Quote the listing in full, exactly as given, minus any pictures.

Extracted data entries
★ ★ ★ ★
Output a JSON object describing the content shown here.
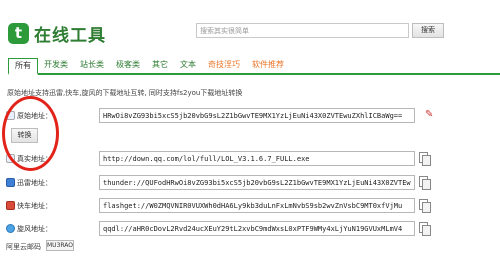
{
  "header": {
    "logo_glyph": "t",
    "logo_text": "在线工具",
    "search_placeholder": "搜索其实很简单",
    "search_button": "搜索"
  },
  "nav": {
    "tabs": [
      {
        "label": "所有"
      },
      {
        "label": "开发类"
      },
      {
        "label": "站长类"
      },
      {
        "label": "极客类"
      },
      {
        "label": "其它"
      },
      {
        "label": "文本"
      },
      {
        "label": "奇技淫巧"
      },
      {
        "label": "软件推荐"
      }
    ]
  },
  "intro": "原始地址支持迅雷,快车,旋风的下载地址互转, 同时支持fs2you下载地址转换",
  "rows": {
    "original": {
      "label": "原始地址：",
      "value": "HRwOi8vZG93bi5xcS5jb20vbG9sL2Z1bGwvTE9MX1YzLjEuNi43X0ZVTEwuZXhlICBaWg=="
    },
    "real": {
      "label": "真实地址：",
      "value": "http://down.qq.com/lol/full/LOL_V3.1.6.7_FULL.exe"
    },
    "thunder": {
      "label": "迅雷地址：",
      "value": "thunder://QUFodHRwOi8vZG93bi5xcS5jb20vbG9sL2Z1bGwvTE9MX1YzLjEuNi43X0ZVTEw"
    },
    "flashget": {
      "label": "快车地址：",
      "value": "flashget://W0ZMQVNIR0VUXWh0dHA6Ly9kb3duLnFxLmNvbS9sb2wvZnVsbC9MT0xfVjMu"
    },
    "qqdl": {
      "label": "旋风地址：",
      "value": "qqdl://aHR0cDovL2Rvd24ucXEuY29tL2xvbC9mdWxsL0xPTF9WMy4xLjYuN19GVUxMLmV4"
    }
  },
  "convert_button": "转换",
  "ali": {
    "label": "阿里云邮码",
    "code": "MU3RAO"
  },
  "colors": {
    "brand": "#2e9b3a",
    "annotation": "#e2231a",
    "tab_highlight": "#e8752a"
  }
}
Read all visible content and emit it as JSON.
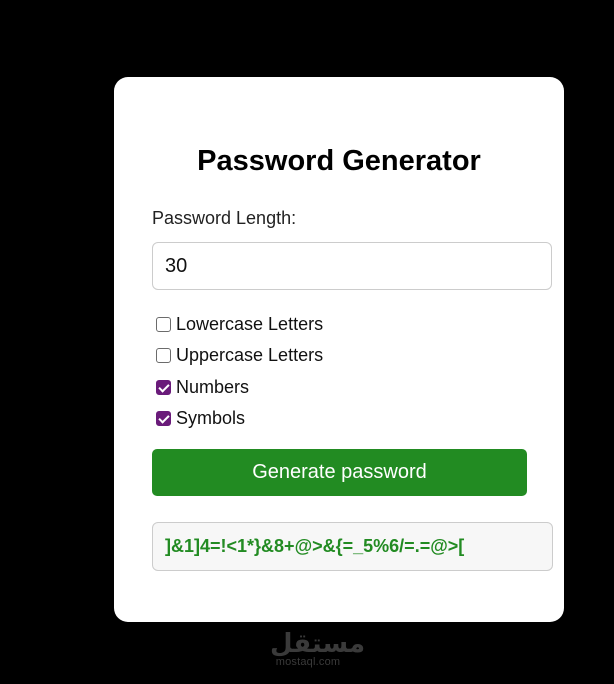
{
  "app": {
    "title": "Password Generator"
  },
  "length": {
    "label": "Password Length:",
    "value": "30"
  },
  "options": [
    {
      "label": "Lowercase Letters",
      "checked": false
    },
    {
      "label": "Uppercase Letters",
      "checked": false
    },
    {
      "label": "Numbers",
      "checked": true
    },
    {
      "label": "Symbols",
      "checked": true
    }
  ],
  "generate_button": {
    "label": "Generate password"
  },
  "output": {
    "password": "]&1]4=!<1*}&8+@>&{=_5%6/=.=@>["
  },
  "watermark": {
    "logo": "مستقل",
    "text": "mostaql.com"
  },
  "colors": {
    "page_background": "#000000",
    "card_background": "#ffffff",
    "button_background": "#228b22",
    "password_text": "#228b22",
    "checkbox_accent": "#6a1b7a"
  }
}
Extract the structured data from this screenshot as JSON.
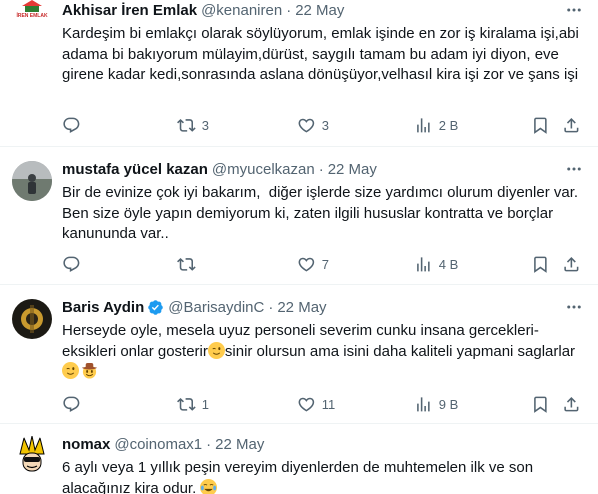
{
  "tweets": [
    {
      "name": "Akhisar İren Emlak",
      "handle": "@kenaniren",
      "time": "22 May",
      "text": "Kardeşim bi emlakçı olarak söylüyorum, emlak işinde en zor iş kiralama işi,abi adama bi bakıyorum mülayim,dürüst, saygılı tamam bu adam iyi diyon, eve girene kadar kedi,sonrasında aslana dönüşüyor,velhasıl kira işi zor ve şans işi",
      "replies": "",
      "retweets": "3",
      "likes": "3",
      "views": "2 B",
      "avatar_label": "İREN EMLAK"
    },
    {
      "name": "mustafa yücel kazan",
      "handle": "@myucelkazan",
      "time": "22 May",
      "text": "Bir de evinize çok iyi bakarım,  diğer işlerde size yardımcı olurum diyenler var. Ben size öyle yapın demiyorum ki, zaten ilgili hususlar kontratta ve borçlar kanununda var..",
      "replies": "",
      "retweets": "",
      "likes": "7",
      "views": "4 B"
    },
    {
      "name": "Baris Aydin",
      "handle": "@BarisaydinC",
      "time": "22 May",
      "text_a": "Herseyde oyle, mesela uyuz personeli severim cunku insana gercekleri-eksikleri onlar gosterir",
      "text_b": "sinir olursun ama isini daha kaliteli yapmani saglarlar",
      "replies": "",
      "retweets": "1",
      "likes": "11",
      "views": "9 B"
    },
    {
      "name": "nomax",
      "handle": "@coinomax1",
      "time": "22 May",
      "text": "6 aylı veya 1 yıllık peşin vereyim diyenlerden de muhtemelen ilk ve son alacağınız kira odur."
    }
  ],
  "colors": {
    "text_primary": "#0f1419",
    "text_secondary": "#536471",
    "verified_blue": "#1d9bf0",
    "divider": "#eff3f4"
  },
  "icons": [
    "more-icon",
    "reply-icon",
    "retweet-icon",
    "like-icon",
    "views-icon",
    "bookmark-icon",
    "share-icon",
    "verified-icon"
  ]
}
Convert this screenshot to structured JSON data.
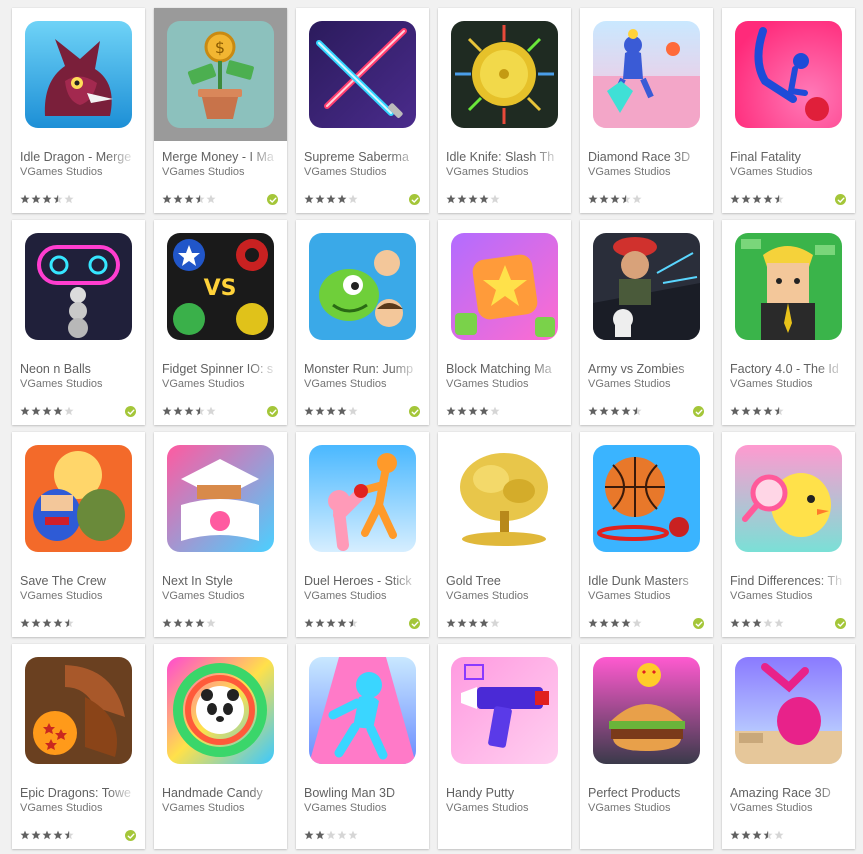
★ ★ ★ ★
• SOLUTION FOR THIS TASK
Output a JSON object describing the content shown here.
{
  "header": {
    "logo_glyph": "t",
    "logo_text": "在线工具",
    "search_placeholder": "搜索其实很简单",
    "search_button": "搜索"
  },
  "nav": {
    "tabs": [
      {
        "label": "所有"
      },
      {
        "label": "开发类"
      },
      {
        "label": "站长类"
      },
      {
        "label": "极客类"
      },
      {
        "label": "其它"
      },
      {
        "label": "文本"
      },
      {
        "label": "奇技淫巧"
      },
      {
        "label": "软件推荐"
      }
    ]
  },
  "intro": "原始地址支持迅雷,快车,旋风的下载地址互转, 同时支持fs2you下载地址转换",
  "rows": {
    "original": {
      "label": "原始地址：",
      "value": "HRwOi8vZG93bi5xcS5jb20vbG9sL2Z1bGwvTE9MX1YzLjEuNi43X0ZVTEwuZXhlICBaWg=="
    },
    "real": {
      "label": "真实地址：",
      "value": "http://down.qq.com/lol/full/LOL_V3.1.6.7_FULL.exe"
    },
    "thunder": {
      "label": "迅雷地址：",
      "value": "thunder://QUFodHRwOi8vZG93bi5xcS5jb20vbG9sL2Z1bGwvTE9MX1YzLjEuNi43X0ZVTEw"
    },
    "flashget": {
      "label": "快车地址：",
      "value": "flashget://W0ZMQVNIR0VUXWh0dHA6Ly9kb3duLnFxLmNvbS9sb2wvZnVsbC9MT0xfVjMu"
    },
    "qqdl": {
      "label": "旋风地址：",
      "value": "qqdl://aHR0cDovL2Rvd24ucXEuY29tL2xvbC9mdWxsL0xPTF9WMy4xLjYuN19GVUxMLmV4"
    }
  },
  "convert_button": "转换",
  "ali": {
    "label": "阿里云邮码",
    "code": "MU3RAO"
  },
  "colors": {
    "brand": "#2e9b3a",
    "annotation": "#e2231a",
    "tab_highlight": "#e8752a"
  }
}
Read all visible content and emit it as JSON.
{
  "app": {
    "title": "Password Generator"
  },
  "length": {
    "label": "Password Length:",
    "value": "30"
  },
  "options": [
    {
      "label": "Lowercase Letters",
      "checked": false
    },
    {
      "label": "Uppercase Letters",
      "checked": false
    },
    {
      "label": "Numbers",
      "checked": true
    },
    {
      "label": "Symbols",
      "checked": true
    }
  ],
  "generate_button": {
    "label": "Generate password"
  },
  "output": {
    "password": "]&1]4=!<1*}&8+@>&{=_5%6/=.=@>["
  },
  "watermark": {
    "logo": "مستقل",
    "text": "mostaql.com"
  },
  "colors": {
    "page_background": "#000000",
    "card_background": "#ffffff",
    "button_background": "#228b22",
    "password_text": "#228b22",
    "checkbox_accent": "#6a1b7a"
  }
}
Extract the structured data from this screenshot as JSON.
{
  "tweets": [
    {
      "name": "Akhisar İren Emlak",
      "handle": "@kenaniren",
      "time": "22 May",
      "text": "Kardeşim bi emlakçı olarak söylüyorum, emlak işinde en zor iş kiralama işi,abi adama bi bakıyorum mülayim,dürüst, saygılı tamam bu adam iyi diyon, eve girene kadar kedi,sonrasında aslana dönüşüyor,velhasıl kira işi zor ve şans işi",
      "replies": "",
      "retweets": "3",
      "likes": "3",
      "views": "2 B",
      "avatar_label": "İREN EMLAK"
    },
    {
      "name": "mustafa yücel kazan",
      "handle": "@myucelkazan",
      "time": "22 May",
      "text": "Bir de evinize çok iyi bakarım,  diğer işlerde size yardımcı olurum diyenler var. Ben size öyle yapın demiyorum ki, zaten ilgili hususlar kontratta ve borçlar kanununda var..",
      "replies": "",
      "retweets": "",
      "likes": "7",
      "views": "4 B"
    },
    {
      "name": "Baris Aydin",
      "handle": "@BarisaydinC",
      "time": "22 May",
      "text_a": "Herseyde oyle, mesela uyuz personeli severim cunku insana gercekleri-eksikleri onlar gosterir",
      "text_b": "sinir olursun ama isini daha kaliteli yapmani saglarlar",
      "replies": "",
      "retweets": "1",
      "likes": "11",
      "views": "9 B"
    },
    {
      "name": "nomax",
      "handle": "@coinomax1",
      "time": "22 May",
      "text": "6 aylı veya 1 yıllık peşin vereyim diyenlerden de muhtemelen ilk ve son alacağınız kira odur."
    }
  ],
  "colors": {
    "text_primary": "#0f1419",
    "text_secondary": "#536471",
    "verified_blue": "#1d9bf0",
    "divider": "#eff3f4"
  },
  "icons": [
    "more-icon",
    "reply-icon",
    "retweet-icon",
    "like-icon",
    "views-icon",
    "bookmark-icon",
    "share-icon",
    "verified-icon"
  ]
}
Convert this screenshot to structured JSON data.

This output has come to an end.